*Problem statement*
Which lines hold the string "Inscrição"? Copy every one of them.
### Data shown ###
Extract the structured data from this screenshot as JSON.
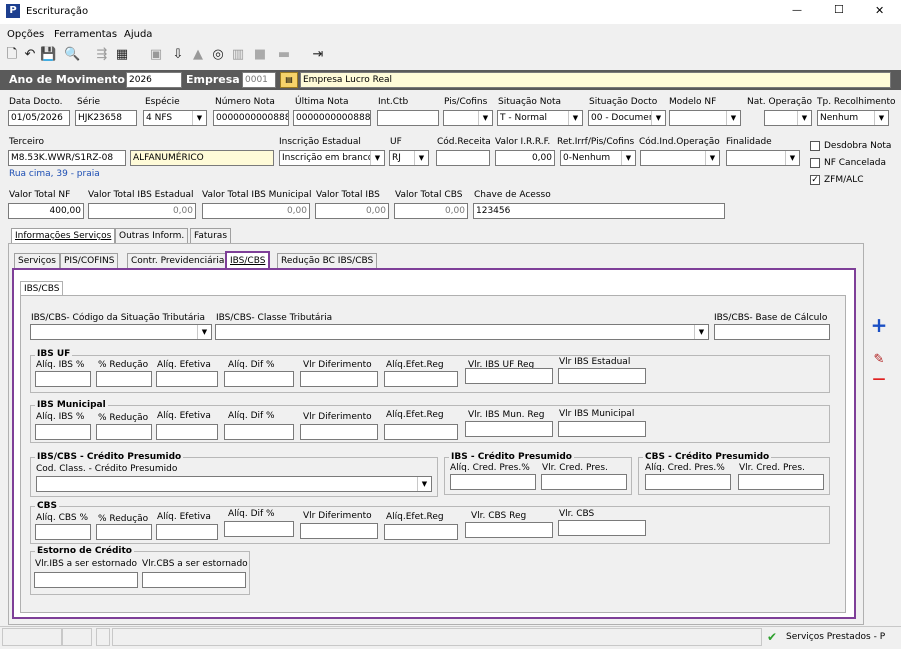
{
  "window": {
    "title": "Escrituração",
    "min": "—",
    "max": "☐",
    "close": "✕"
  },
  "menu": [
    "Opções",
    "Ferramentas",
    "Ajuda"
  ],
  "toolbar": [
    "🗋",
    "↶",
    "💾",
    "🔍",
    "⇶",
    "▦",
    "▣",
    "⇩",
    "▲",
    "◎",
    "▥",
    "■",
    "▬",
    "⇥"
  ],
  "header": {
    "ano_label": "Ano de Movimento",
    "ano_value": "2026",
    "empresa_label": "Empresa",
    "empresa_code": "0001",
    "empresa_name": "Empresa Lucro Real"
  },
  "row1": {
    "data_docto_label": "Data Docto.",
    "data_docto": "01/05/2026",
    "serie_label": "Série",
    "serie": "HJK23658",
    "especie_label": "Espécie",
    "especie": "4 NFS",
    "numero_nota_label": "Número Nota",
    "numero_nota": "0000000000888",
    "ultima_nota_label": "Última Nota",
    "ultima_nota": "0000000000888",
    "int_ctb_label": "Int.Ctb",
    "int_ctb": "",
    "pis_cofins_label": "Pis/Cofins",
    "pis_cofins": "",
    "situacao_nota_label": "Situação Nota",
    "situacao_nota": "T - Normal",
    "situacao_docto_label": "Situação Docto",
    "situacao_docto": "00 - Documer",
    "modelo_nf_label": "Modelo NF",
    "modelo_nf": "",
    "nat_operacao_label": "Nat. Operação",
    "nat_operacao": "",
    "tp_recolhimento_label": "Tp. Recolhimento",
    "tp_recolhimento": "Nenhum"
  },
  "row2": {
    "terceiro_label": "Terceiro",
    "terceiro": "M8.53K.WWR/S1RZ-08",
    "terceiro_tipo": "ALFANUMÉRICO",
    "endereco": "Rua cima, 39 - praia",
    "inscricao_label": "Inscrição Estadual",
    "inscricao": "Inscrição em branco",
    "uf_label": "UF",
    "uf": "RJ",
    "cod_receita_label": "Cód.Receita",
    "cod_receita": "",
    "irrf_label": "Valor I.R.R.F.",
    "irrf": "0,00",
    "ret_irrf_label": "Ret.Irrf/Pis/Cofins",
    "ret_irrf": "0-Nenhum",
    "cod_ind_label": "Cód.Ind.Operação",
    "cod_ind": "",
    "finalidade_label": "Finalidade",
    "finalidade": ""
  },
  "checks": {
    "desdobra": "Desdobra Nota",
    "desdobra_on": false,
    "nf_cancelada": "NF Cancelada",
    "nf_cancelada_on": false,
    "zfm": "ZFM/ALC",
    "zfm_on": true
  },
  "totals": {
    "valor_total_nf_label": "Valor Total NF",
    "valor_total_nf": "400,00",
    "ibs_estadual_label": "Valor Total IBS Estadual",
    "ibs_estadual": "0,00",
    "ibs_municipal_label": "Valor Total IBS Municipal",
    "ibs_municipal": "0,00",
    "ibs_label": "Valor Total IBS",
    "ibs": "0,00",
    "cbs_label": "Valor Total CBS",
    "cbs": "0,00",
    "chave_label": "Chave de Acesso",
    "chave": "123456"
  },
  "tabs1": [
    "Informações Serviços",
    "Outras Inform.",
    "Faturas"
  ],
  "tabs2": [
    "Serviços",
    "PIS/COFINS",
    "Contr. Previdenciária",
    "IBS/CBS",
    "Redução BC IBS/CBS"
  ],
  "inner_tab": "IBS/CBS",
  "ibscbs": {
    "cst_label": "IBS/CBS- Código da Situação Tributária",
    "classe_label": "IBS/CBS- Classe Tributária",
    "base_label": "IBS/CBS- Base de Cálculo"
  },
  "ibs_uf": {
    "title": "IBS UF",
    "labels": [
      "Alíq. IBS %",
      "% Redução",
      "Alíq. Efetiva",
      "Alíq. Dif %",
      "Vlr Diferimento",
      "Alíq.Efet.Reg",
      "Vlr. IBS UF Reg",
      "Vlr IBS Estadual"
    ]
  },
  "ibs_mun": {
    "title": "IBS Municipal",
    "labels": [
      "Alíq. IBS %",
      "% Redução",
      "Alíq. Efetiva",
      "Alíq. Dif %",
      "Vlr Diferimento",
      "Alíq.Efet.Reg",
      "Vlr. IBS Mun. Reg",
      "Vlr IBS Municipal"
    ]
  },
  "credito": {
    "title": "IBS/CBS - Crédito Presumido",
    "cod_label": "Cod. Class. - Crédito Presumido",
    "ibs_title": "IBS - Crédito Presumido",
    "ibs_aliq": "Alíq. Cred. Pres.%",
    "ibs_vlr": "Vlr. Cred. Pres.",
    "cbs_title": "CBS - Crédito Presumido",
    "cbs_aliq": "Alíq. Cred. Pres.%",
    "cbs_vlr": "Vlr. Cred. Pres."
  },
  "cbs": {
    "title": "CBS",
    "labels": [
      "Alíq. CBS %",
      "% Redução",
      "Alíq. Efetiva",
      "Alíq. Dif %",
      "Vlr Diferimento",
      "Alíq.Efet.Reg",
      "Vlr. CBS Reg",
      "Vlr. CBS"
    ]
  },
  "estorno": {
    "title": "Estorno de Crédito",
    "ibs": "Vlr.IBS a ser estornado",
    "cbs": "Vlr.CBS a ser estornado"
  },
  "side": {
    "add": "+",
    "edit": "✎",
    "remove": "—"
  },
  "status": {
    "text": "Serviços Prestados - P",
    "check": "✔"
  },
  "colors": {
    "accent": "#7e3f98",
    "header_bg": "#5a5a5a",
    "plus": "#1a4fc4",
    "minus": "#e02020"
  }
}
###
### Data shown ###
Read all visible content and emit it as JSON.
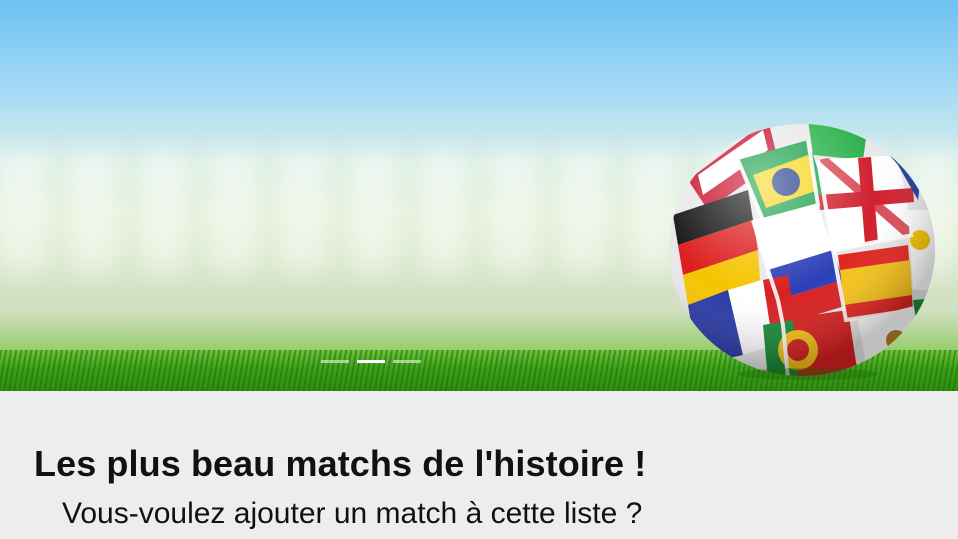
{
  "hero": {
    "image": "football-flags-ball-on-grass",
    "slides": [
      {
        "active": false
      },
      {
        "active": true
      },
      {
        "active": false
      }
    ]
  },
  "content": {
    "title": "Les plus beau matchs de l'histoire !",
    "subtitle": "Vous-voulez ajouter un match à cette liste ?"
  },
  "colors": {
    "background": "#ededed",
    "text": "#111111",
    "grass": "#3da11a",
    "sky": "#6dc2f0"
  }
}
###
*Result of this task*
    "inscricao_label": "Inscrição Estadual",
    "inscricao": "Inscrição em branco",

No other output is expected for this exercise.